◆ EXERCISE: Find every line with the word "Juliette" and give their count, nothing else.

◆ DATA FOR THIS EXERCISE:
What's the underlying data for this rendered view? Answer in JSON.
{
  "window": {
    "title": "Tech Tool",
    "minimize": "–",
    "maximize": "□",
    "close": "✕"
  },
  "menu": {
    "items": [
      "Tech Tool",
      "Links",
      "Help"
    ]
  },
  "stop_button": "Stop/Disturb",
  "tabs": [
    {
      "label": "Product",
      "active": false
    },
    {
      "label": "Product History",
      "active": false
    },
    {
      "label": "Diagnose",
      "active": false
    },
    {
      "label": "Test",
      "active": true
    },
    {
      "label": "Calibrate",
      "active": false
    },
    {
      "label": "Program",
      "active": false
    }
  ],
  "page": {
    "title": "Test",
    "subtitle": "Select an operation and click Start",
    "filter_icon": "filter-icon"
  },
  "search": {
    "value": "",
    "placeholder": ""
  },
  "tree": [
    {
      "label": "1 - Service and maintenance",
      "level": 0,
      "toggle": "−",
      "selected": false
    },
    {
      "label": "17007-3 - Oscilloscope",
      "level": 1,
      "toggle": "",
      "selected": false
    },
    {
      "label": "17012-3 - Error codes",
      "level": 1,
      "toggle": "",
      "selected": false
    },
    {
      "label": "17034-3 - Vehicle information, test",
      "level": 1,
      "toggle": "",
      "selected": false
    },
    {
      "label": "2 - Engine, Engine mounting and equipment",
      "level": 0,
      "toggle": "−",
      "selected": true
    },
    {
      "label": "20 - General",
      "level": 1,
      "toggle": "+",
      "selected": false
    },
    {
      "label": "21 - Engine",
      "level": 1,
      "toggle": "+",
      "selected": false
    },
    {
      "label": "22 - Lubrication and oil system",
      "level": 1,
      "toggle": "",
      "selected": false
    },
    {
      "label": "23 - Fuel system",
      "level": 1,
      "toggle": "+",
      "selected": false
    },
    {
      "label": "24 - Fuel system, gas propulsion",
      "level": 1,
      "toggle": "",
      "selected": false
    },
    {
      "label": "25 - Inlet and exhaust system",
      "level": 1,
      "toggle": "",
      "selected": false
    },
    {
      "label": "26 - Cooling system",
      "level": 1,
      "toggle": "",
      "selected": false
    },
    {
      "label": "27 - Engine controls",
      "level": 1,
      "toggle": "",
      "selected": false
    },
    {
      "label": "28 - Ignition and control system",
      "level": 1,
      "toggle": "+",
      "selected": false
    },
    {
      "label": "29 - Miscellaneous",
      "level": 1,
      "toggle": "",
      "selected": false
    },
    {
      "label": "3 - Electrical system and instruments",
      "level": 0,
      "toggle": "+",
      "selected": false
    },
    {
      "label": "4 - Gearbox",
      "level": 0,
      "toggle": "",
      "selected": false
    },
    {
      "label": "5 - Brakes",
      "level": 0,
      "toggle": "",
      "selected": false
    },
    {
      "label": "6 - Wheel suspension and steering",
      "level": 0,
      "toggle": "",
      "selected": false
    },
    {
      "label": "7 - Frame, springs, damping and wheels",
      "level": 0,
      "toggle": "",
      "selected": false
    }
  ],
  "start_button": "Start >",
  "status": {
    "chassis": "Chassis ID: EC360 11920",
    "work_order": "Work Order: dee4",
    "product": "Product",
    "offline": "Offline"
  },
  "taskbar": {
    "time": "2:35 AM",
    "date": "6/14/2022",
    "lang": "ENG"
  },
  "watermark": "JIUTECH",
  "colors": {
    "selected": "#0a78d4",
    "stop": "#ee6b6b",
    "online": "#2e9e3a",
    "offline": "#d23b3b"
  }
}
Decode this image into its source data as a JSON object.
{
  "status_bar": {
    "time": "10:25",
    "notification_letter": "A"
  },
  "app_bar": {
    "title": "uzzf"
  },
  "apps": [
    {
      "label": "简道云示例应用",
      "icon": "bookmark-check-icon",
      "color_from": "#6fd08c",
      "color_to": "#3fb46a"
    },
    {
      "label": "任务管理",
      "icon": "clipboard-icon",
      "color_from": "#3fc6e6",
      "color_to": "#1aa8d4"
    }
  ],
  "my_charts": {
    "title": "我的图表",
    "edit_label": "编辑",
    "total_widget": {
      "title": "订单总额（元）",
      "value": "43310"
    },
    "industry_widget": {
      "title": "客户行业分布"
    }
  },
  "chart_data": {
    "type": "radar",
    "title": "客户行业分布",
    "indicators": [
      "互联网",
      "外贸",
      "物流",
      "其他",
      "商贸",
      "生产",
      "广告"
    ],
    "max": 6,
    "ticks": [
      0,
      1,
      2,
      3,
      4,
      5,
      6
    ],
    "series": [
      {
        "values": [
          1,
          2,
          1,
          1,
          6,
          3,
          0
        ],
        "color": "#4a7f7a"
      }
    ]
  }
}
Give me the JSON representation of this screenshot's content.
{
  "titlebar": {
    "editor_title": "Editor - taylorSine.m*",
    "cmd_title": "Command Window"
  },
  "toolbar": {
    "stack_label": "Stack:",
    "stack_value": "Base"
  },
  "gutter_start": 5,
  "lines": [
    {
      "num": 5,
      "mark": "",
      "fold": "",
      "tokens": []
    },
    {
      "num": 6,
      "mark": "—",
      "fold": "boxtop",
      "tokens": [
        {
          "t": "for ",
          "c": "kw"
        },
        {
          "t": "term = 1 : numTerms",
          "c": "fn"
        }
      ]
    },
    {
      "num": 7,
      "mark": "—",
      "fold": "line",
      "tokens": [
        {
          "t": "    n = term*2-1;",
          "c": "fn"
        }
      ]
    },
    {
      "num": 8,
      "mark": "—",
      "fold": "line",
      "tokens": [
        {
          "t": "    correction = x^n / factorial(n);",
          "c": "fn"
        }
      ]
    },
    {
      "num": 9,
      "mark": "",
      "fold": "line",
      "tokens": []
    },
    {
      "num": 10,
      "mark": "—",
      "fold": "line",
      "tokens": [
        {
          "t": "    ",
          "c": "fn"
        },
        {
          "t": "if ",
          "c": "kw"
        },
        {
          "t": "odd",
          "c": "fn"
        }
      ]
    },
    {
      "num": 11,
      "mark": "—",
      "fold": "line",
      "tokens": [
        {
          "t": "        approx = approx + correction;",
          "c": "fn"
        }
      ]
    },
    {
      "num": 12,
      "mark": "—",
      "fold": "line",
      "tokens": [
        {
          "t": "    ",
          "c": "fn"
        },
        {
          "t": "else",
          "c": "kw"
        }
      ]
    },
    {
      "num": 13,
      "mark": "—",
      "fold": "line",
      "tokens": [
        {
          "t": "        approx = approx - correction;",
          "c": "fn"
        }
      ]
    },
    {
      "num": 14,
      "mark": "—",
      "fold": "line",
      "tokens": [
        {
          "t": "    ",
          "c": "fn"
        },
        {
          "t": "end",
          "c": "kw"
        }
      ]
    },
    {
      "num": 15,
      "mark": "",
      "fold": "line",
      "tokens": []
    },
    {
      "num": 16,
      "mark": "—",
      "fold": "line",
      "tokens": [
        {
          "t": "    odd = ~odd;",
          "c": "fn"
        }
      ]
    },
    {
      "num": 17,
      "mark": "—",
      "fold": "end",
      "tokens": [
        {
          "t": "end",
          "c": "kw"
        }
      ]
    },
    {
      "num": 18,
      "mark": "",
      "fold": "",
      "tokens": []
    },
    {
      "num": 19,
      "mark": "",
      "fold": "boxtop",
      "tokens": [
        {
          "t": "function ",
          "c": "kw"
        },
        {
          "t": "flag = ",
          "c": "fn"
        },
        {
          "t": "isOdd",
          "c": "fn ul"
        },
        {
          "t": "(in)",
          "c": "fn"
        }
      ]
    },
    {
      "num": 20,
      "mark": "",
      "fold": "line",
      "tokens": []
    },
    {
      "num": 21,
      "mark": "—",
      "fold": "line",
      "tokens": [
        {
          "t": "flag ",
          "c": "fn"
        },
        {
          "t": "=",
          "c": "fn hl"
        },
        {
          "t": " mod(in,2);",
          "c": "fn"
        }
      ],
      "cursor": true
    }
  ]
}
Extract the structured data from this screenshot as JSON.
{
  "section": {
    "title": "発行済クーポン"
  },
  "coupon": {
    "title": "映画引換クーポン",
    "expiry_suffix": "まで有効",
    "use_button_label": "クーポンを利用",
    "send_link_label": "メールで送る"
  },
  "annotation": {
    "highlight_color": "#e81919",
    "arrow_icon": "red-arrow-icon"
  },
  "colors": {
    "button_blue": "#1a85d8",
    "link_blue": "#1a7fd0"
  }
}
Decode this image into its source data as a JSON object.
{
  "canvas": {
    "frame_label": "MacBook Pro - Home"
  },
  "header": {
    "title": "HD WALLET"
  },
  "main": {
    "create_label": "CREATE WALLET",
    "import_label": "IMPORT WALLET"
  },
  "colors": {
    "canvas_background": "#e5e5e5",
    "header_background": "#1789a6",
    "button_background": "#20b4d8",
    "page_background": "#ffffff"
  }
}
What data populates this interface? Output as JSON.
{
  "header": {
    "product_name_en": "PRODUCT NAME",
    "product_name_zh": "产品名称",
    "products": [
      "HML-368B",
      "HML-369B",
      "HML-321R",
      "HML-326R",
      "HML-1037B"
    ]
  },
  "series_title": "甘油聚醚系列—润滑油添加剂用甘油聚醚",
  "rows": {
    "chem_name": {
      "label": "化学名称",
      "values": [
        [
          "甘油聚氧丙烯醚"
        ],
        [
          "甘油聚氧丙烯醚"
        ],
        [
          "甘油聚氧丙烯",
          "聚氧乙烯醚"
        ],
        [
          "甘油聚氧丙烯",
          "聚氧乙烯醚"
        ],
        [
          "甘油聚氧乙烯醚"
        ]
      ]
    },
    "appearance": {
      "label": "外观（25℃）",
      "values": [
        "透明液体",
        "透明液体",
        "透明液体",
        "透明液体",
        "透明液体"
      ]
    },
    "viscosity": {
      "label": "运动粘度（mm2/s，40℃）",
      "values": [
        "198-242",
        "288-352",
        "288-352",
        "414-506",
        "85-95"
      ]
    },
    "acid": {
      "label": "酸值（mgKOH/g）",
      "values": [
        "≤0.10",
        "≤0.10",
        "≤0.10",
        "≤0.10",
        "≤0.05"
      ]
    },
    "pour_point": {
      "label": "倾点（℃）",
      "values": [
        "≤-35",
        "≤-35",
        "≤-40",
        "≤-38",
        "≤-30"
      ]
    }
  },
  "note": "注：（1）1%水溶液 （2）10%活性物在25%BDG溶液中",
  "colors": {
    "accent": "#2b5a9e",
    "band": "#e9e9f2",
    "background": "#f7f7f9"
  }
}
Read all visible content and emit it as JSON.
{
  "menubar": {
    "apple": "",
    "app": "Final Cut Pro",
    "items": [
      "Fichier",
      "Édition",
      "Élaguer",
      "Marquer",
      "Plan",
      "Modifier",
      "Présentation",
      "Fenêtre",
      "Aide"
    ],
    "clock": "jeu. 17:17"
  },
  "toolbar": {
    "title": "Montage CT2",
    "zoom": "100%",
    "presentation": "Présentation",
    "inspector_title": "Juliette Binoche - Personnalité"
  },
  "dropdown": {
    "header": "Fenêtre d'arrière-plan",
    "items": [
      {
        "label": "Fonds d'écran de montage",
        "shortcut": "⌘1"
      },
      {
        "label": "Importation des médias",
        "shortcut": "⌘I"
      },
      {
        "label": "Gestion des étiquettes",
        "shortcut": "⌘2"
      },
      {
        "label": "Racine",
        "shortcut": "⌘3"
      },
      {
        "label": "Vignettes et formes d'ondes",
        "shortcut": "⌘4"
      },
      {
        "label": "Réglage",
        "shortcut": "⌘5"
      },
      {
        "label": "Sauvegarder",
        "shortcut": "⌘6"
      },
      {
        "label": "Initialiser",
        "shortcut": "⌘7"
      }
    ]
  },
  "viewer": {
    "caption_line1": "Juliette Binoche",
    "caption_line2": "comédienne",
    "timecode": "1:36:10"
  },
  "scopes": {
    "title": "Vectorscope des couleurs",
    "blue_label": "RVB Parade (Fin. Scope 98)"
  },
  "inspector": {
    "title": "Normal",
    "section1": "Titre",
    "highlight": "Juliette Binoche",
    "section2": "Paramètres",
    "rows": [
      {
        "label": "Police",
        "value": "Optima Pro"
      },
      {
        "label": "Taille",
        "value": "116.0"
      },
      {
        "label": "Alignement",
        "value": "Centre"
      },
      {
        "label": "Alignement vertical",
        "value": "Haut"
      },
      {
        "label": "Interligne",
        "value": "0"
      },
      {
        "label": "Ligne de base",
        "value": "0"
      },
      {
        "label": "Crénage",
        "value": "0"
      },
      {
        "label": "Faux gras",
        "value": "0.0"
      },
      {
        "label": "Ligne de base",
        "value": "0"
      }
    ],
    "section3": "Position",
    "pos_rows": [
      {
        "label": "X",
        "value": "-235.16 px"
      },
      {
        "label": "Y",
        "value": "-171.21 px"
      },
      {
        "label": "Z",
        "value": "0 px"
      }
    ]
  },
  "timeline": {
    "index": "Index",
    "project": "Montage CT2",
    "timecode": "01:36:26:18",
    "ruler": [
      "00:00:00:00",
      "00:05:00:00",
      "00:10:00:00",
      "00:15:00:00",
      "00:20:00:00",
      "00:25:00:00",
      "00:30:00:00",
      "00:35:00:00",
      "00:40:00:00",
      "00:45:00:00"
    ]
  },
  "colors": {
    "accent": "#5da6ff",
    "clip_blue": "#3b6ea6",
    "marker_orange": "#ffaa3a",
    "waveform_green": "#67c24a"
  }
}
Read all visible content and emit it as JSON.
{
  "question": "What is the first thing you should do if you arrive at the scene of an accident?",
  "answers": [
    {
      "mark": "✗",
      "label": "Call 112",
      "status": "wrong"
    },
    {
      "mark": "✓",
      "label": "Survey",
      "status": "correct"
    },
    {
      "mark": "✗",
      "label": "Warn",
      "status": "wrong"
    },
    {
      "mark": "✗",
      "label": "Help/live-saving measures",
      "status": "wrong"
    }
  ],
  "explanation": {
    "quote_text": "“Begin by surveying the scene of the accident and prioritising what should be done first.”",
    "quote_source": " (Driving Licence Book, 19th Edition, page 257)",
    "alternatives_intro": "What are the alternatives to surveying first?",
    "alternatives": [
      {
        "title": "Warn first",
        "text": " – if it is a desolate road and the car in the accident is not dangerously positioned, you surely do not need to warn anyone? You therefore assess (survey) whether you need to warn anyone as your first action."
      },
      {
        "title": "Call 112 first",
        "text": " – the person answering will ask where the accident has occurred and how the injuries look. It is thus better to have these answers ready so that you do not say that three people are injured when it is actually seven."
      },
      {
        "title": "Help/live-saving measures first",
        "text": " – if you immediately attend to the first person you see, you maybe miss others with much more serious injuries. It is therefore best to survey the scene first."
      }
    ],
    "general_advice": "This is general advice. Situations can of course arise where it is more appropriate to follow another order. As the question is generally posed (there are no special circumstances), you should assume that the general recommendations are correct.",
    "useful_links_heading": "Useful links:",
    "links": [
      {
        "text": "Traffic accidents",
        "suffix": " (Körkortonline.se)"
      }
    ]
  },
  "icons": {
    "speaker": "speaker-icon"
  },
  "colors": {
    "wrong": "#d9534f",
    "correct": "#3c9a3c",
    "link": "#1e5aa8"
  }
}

◆ ANSWER TO THE TASK: 3